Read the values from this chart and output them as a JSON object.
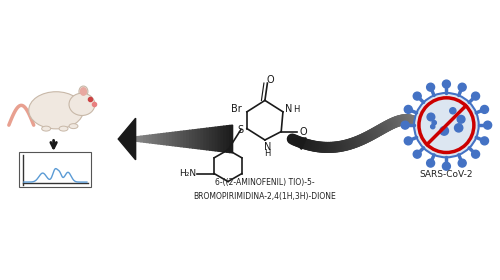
{
  "bg_color": "#ffffff",
  "title": "",
  "compound_label_line1": "6-((2-AMINOFENIL) TIO)-5-",
  "compound_label_line2": "BROMOPIRIMIDINA-2,4(1H,3H)-DIONE",
  "sars_label": "SARS-CoV-2",
  "arrow1_color": "#1a1a1a",
  "structure_color": "#1a1a1a",
  "chromatogram_color": "#5b9bd5",
  "figsize": [
    5.0,
    2.8
  ],
  "dpi": 100
}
• • • •
REQUIRED TASK:
The records above are to be quoted exactly, with all pictures left out.

RESULT OF THE TASK:
Read the values from this chart and output them as a JSON object.
{
  "bg_color": "#ffffff",
  "title": "",
  "compound_label_line1": "6-((2-AMINOFENIL) TIO)-5-",
  "compound_label_line2": "BROMOPIRIMIDINA-2,4(1H,3H)-DIONE",
  "sars_label": "SARS-CoV-2",
  "arrow1_color": "#1a1a1a",
  "structure_color": "#1a1a1a",
  "chromatogram_color": "#5b9bd5",
  "figsize": [
    5.0,
    2.8
  ],
  "dpi": 100
}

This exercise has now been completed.